Copy each line of the data below exactly, leaving out pictures.

━━━━

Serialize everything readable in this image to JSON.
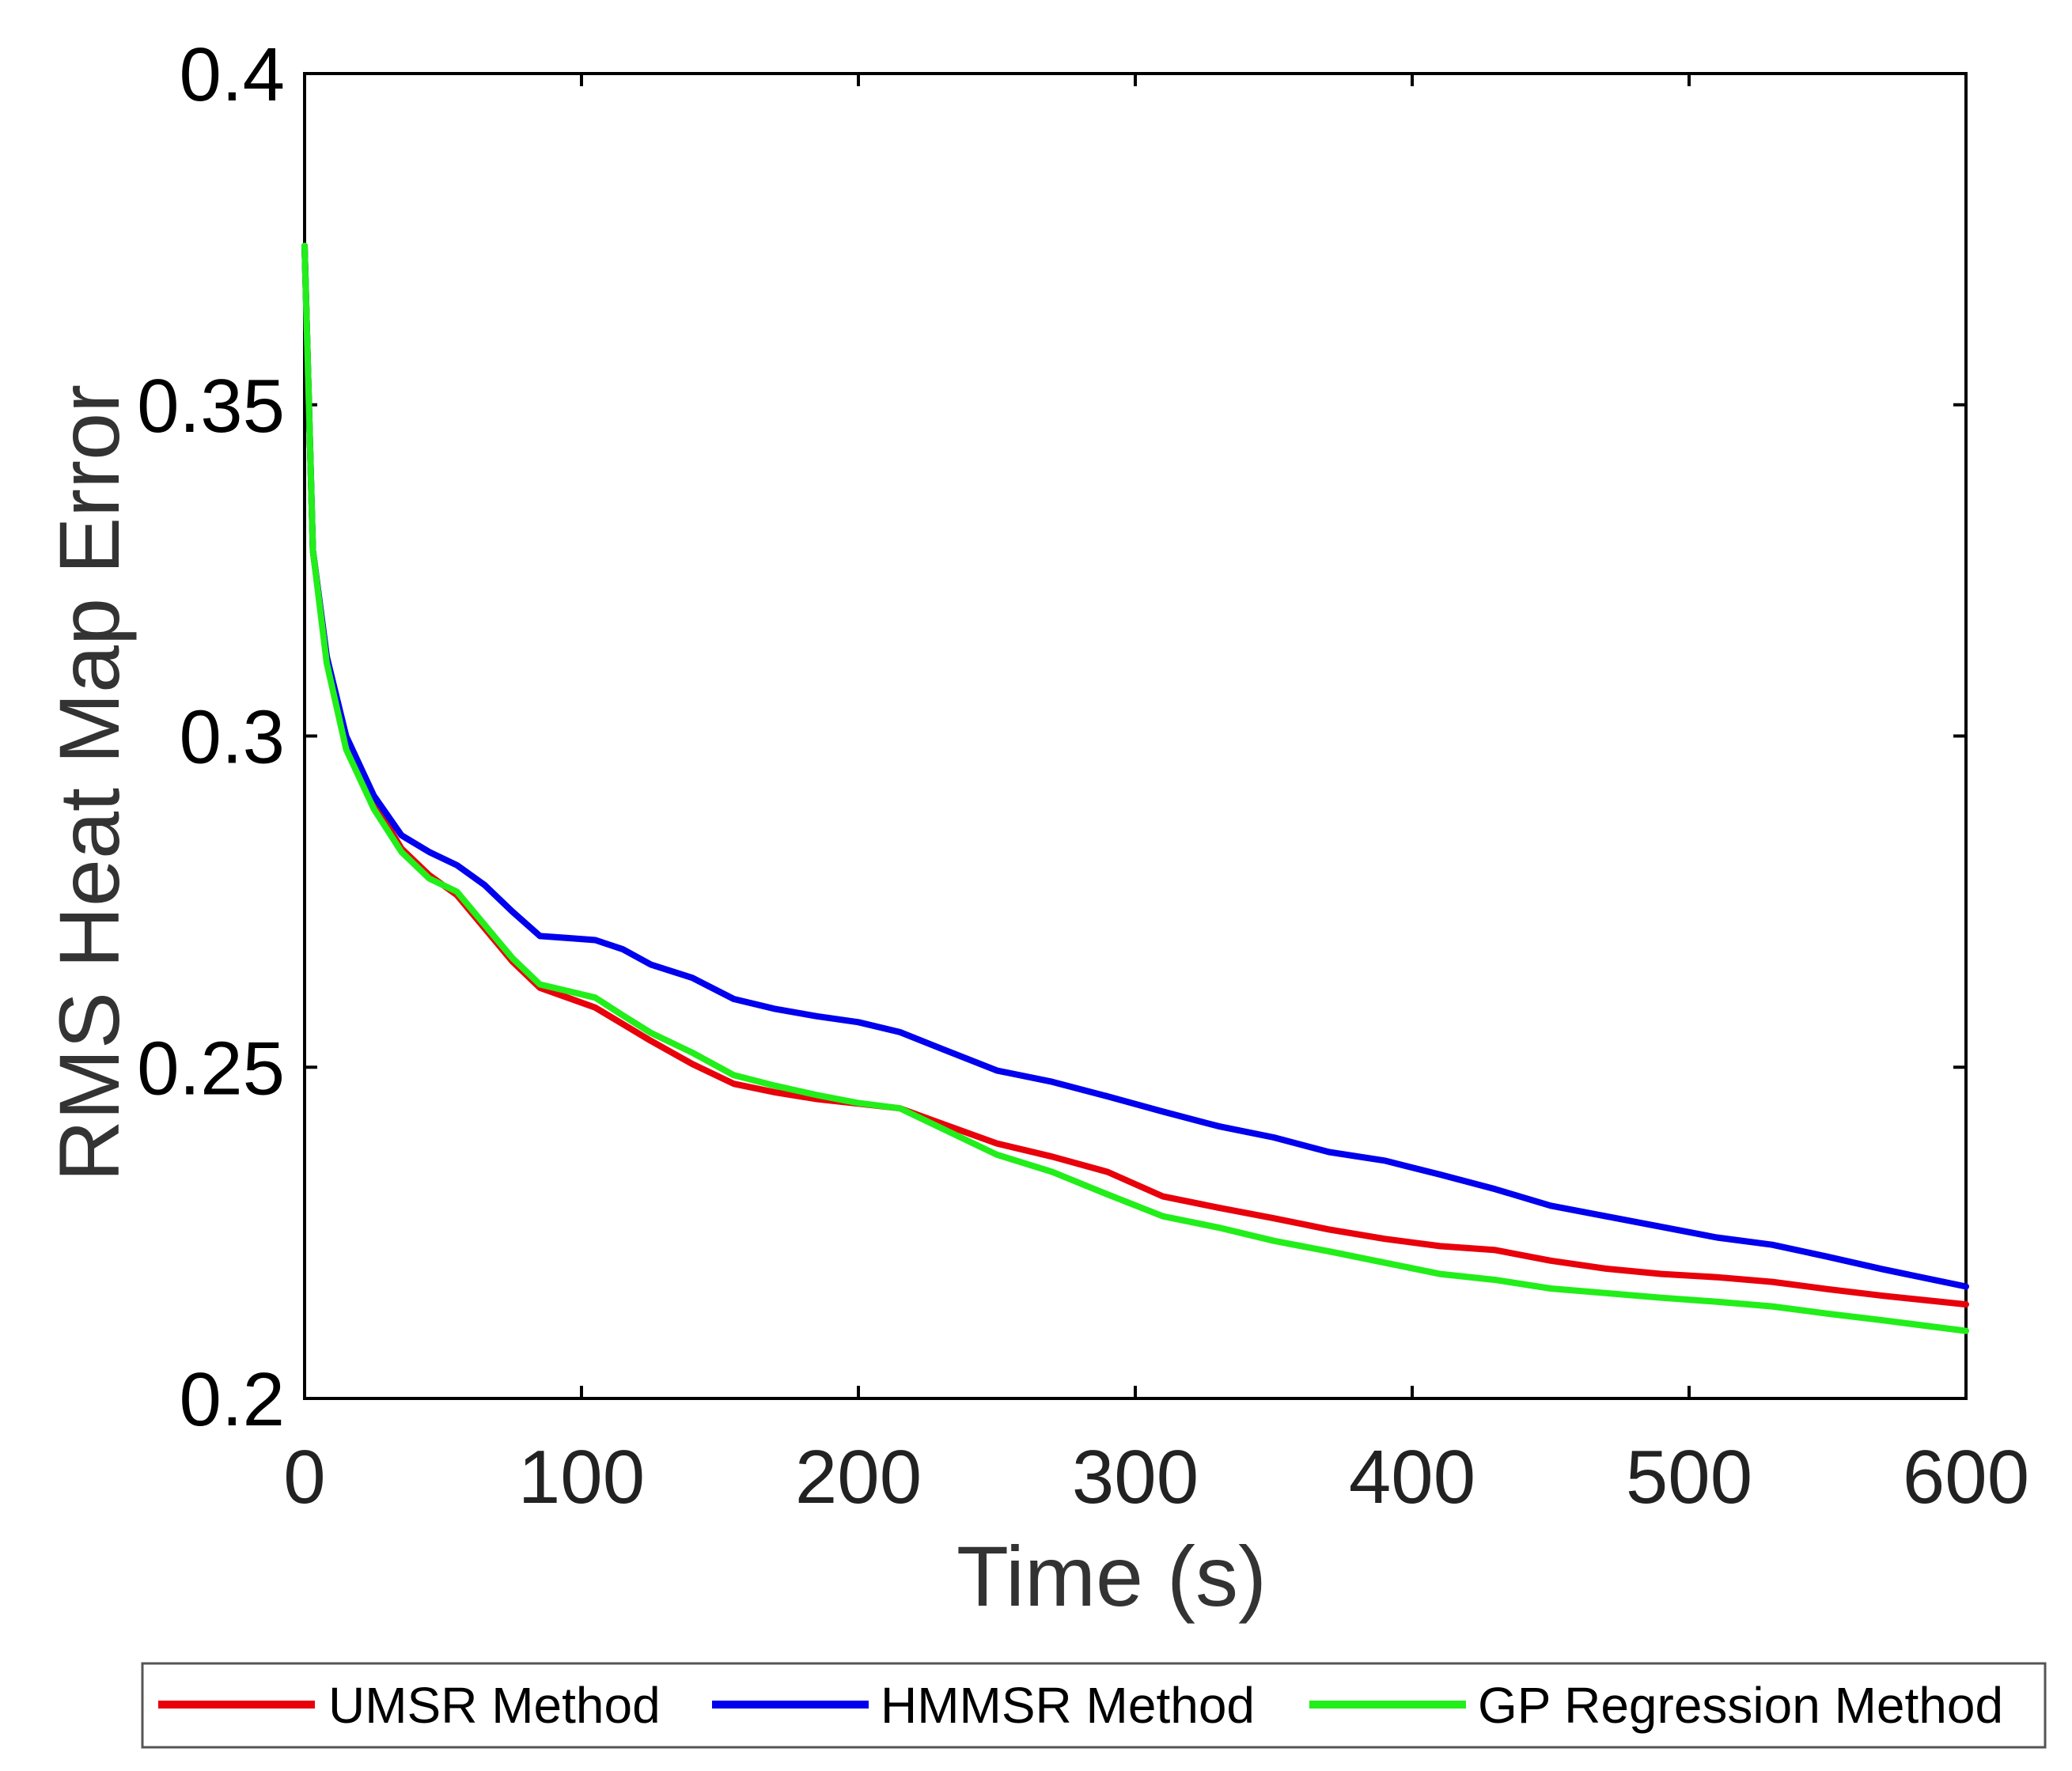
{
  "chart_data": {
    "type": "line",
    "title": "",
    "xlabel": "Time (s)",
    "ylabel": "RMS Heat Map Error",
    "xlim": [
      0,
      600
    ],
    "ylim": [
      0.2,
      0.4
    ],
    "x_ticks": [
      "0",
      "100",
      "200",
      "300",
      "400",
      "500",
      "600"
    ],
    "y_ticks": [
      "0.2",
      "0.25",
      "0.3",
      "0.35",
      "0.4"
    ],
    "grid": false,
    "legend_position": "bottom",
    "series": [
      {
        "name": "UMSR Method",
        "color": "#e8000b",
        "x": [
          0,
          3,
          8,
          15,
          25,
          35,
          45,
          55,
          65,
          75,
          85,
          95,
          105,
          115,
          125,
          140,
          155,
          170,
          185,
          200,
          215,
          230,
          250,
          270,
          290,
          310,
          330,
          350,
          370,
          390,
          410,
          430,
          450,
          470,
          490,
          510,
          530,
          550,
          570,
          600
        ],
        "y": [
          0.374,
          0.328,
          0.312,
          0.299,
          0.29,
          0.283,
          0.279,
          0.276,
          0.271,
          0.266,
          0.262,
          0.2605,
          0.259,
          0.2565,
          0.254,
          0.2505,
          0.2475,
          0.2462,
          0.2452,
          0.2445,
          0.2438,
          0.2415,
          0.2385,
          0.2365,
          0.2342,
          0.2305,
          0.2288,
          0.2272,
          0.2255,
          0.2241,
          0.223,
          0.2224,
          0.2208,
          0.2196,
          0.2188,
          0.2183,
          0.2176,
          0.2165,
          0.2155,
          0.2142
        ]
      },
      {
        "name": "HMMSR Method",
        "color": "#0000ee",
        "x": [
          0,
          3,
          8,
          15,
          25,
          35,
          45,
          55,
          65,
          75,
          85,
          95,
          105,
          115,
          125,
          140,
          155,
          170,
          185,
          200,
          215,
          230,
          250,
          270,
          290,
          310,
          330,
          350,
          370,
          390,
          410,
          430,
          450,
          470,
          490,
          510,
          530,
          550,
          570,
          600
        ],
        "y": [
          0.374,
          0.328,
          0.312,
          0.3,
          0.291,
          0.285,
          0.2825,
          0.2805,
          0.2775,
          0.2735,
          0.2698,
          0.2695,
          0.2692,
          0.2678,
          0.2655,
          0.2635,
          0.2603,
          0.2588,
          0.2577,
          0.2568,
          0.2553,
          0.2528,
          0.2495,
          0.2478,
          0.2456,
          0.2433,
          0.2411,
          0.2394,
          0.2372,
          0.2359,
          0.2338,
          0.2316,
          0.2291,
          0.2275,
          0.2259,
          0.2243,
          0.2232,
          0.2214,
          0.2195,
          0.2169
        ]
      },
      {
        "name": "GP Regression Method",
        "color": "#22ee1a",
        "x": [
          0,
          3,
          8,
          15,
          25,
          35,
          45,
          55,
          65,
          75,
          85,
          95,
          105,
          115,
          125,
          140,
          155,
          170,
          185,
          200,
          215,
          230,
          250,
          270,
          290,
          310,
          330,
          350,
          370,
          390,
          410,
          430,
          450,
          470,
          490,
          510,
          530,
          550,
          570,
          600
        ],
        "y": [
          0.374,
          0.328,
          0.311,
          0.298,
          0.289,
          0.2825,
          0.2785,
          0.2765,
          0.2715,
          0.2665,
          0.2625,
          0.2615,
          0.2605,
          0.2578,
          0.2552,
          0.2522,
          0.2488,
          0.2472,
          0.2458,
          0.2446,
          0.2438,
          0.2408,
          0.2368,
          0.2342,
          0.2308,
          0.2275,
          0.2258,
          0.2238,
          0.2222,
          0.2205,
          0.2188,
          0.2179,
          0.2166,
          0.2159,
          0.2152,
          0.2146,
          0.2139,
          0.2128,
          0.2118,
          0.2102
        ]
      }
    ]
  }
}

━━━━

RESPONSE FOR THIS EXERCISE.
Serialize everything readable in this image to JSON.
{
  "chart_data": {
    "type": "line",
    "title": "",
    "xlabel": "Time (s)",
    "ylabel": "RMS Heat Map Error",
    "xlim": [
      0,
      600
    ],
    "ylim": [
      0.2,
      0.4
    ],
    "x_ticks": [
      "0",
      "100",
      "200",
      "300",
      "400",
      "500",
      "600"
    ],
    "y_ticks": [
      "0.2",
      "0.25",
      "0.3",
      "0.35",
      "0.4"
    ],
    "grid": false,
    "legend_position": "bottom",
    "series": [
      {
        "name": "UMSR Method",
        "color": "#e8000b",
        "x": [
          0,
          3,
          8,
          15,
          25,
          35,
          45,
          55,
          65,
          75,
          85,
          95,
          105,
          115,
          125,
          140,
          155,
          170,
          185,
          200,
          215,
          230,
          250,
          270,
          290,
          310,
          330,
          350,
          370,
          390,
          410,
          430,
          450,
          470,
          490,
          510,
          530,
          550,
          570,
          600
        ],
        "y": [
          0.374,
          0.328,
          0.312,
          0.299,
          0.29,
          0.283,
          0.279,
          0.276,
          0.271,
          0.266,
          0.262,
          0.2605,
          0.259,
          0.2565,
          0.254,
          0.2505,
          0.2475,
          0.2462,
          0.2452,
          0.2445,
          0.2438,
          0.2415,
          0.2385,
          0.2365,
          0.2342,
          0.2305,
          0.2288,
          0.2272,
          0.2255,
          0.2241,
          0.223,
          0.2224,
          0.2208,
          0.2196,
          0.2188,
          0.2183,
          0.2176,
          0.2165,
          0.2155,
          0.2142
        ]
      },
      {
        "name": "HMMSR Method",
        "color": "#0000ee",
        "x": [
          0,
          3,
          8,
          15,
          25,
          35,
          45,
          55,
          65,
          75,
          85,
          95,
          105,
          115,
          125,
          140,
          155,
          170,
          185,
          200,
          215,
          230,
          250,
          270,
          290,
          310,
          330,
          350,
          370,
          390,
          410,
          430,
          450,
          470,
          490,
          510,
          530,
          550,
          570,
          600
        ],
        "y": [
          0.374,
          0.328,
          0.312,
          0.3,
          0.291,
          0.285,
          0.2825,
          0.2805,
          0.2775,
          0.2735,
          0.2698,
          0.2695,
          0.2692,
          0.2678,
          0.2655,
          0.2635,
          0.2603,
          0.2588,
          0.2577,
          0.2568,
          0.2553,
          0.2528,
          0.2495,
          0.2478,
          0.2456,
          0.2433,
          0.2411,
          0.2394,
          0.2372,
          0.2359,
          0.2338,
          0.2316,
          0.2291,
          0.2275,
          0.2259,
          0.2243,
          0.2232,
          0.2214,
          0.2195,
          0.2169
        ]
      },
      {
        "name": "GP Regression Method",
        "color": "#22ee1a",
        "x": [
          0,
          3,
          8,
          15,
          25,
          35,
          45,
          55,
          65,
          75,
          85,
          95,
          105,
          115,
          125,
          140,
          155,
          170,
          185,
          200,
          215,
          230,
          250,
          270,
          290,
          310,
          330,
          350,
          370,
          390,
          410,
          430,
          450,
          470,
          490,
          510,
          530,
          550,
          570,
          600
        ],
        "y": [
          0.374,
          0.328,
          0.311,
          0.298,
          0.289,
          0.2825,
          0.2785,
          0.2765,
          0.2715,
          0.2665,
          0.2625,
          0.2615,
          0.2605,
          0.2578,
          0.2552,
          0.2522,
          0.2488,
          0.2472,
          0.2458,
          0.2446,
          0.2438,
          0.2408,
          0.2368,
          0.2342,
          0.2308,
          0.2275,
          0.2258,
          0.2238,
          0.2222,
          0.2205,
          0.2188,
          0.2179,
          0.2166,
          0.2159,
          0.2152,
          0.2146,
          0.2139,
          0.2128,
          0.2118,
          0.2102
        ]
      }
    ]
  }
}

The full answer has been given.